Given exercise =
Please give the count of lines holding the string "time" and nothing besides.

Data entries =

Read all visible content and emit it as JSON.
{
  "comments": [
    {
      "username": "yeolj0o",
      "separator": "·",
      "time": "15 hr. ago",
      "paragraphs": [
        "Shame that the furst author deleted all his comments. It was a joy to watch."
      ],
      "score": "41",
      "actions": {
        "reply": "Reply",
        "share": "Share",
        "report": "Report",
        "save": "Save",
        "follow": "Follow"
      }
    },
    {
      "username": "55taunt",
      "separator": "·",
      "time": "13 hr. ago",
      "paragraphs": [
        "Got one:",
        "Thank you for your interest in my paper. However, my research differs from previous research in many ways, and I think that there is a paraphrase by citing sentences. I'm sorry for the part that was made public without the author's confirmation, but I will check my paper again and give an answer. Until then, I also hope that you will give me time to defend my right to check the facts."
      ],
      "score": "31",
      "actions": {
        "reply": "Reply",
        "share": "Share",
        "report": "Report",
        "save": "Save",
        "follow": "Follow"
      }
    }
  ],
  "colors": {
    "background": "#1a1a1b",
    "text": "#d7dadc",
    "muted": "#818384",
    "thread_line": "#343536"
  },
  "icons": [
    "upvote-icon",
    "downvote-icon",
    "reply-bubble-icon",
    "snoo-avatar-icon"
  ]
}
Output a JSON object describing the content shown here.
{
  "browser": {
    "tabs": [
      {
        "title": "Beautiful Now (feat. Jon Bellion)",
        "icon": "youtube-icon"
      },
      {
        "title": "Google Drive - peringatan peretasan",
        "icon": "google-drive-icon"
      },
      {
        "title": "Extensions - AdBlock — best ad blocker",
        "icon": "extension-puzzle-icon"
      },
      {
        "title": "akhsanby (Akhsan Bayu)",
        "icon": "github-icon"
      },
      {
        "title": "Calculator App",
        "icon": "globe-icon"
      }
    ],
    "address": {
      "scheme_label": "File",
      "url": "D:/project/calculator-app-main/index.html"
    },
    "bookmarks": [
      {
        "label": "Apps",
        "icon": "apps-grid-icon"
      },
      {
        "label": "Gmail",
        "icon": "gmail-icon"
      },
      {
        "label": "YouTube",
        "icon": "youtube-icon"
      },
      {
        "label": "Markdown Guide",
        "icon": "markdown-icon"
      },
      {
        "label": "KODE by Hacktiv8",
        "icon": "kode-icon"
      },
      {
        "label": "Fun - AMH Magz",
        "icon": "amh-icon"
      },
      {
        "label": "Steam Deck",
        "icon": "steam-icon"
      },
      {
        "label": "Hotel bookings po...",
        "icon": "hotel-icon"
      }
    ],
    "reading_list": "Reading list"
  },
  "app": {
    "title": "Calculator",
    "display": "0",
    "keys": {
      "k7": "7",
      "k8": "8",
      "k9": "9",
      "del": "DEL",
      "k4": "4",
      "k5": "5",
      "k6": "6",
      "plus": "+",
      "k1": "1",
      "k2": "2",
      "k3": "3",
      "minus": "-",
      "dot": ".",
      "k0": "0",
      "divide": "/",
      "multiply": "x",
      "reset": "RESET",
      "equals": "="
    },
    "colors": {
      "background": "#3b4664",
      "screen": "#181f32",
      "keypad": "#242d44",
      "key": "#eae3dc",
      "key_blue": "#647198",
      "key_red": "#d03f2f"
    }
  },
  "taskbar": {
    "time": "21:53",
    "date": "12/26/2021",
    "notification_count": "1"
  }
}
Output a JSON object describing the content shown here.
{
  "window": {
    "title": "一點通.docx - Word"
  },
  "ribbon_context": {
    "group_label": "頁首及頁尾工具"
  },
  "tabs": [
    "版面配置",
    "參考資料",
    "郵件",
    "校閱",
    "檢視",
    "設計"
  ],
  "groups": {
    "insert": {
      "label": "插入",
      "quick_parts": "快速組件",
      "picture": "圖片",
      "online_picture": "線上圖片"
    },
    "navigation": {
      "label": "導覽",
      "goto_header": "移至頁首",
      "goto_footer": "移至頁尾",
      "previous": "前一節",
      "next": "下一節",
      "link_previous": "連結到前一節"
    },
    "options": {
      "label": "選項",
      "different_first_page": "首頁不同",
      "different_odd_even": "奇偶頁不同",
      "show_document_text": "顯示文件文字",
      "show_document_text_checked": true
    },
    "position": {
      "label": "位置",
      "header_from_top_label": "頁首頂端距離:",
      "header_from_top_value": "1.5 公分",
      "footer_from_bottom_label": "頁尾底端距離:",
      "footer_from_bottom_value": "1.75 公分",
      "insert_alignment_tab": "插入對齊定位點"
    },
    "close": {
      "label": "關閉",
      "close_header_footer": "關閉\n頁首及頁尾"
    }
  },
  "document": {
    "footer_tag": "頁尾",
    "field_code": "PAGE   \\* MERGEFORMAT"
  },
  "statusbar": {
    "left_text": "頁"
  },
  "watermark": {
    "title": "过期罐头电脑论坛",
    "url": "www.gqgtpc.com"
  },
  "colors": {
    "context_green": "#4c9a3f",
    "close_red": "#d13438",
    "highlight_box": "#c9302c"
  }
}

Task output =
4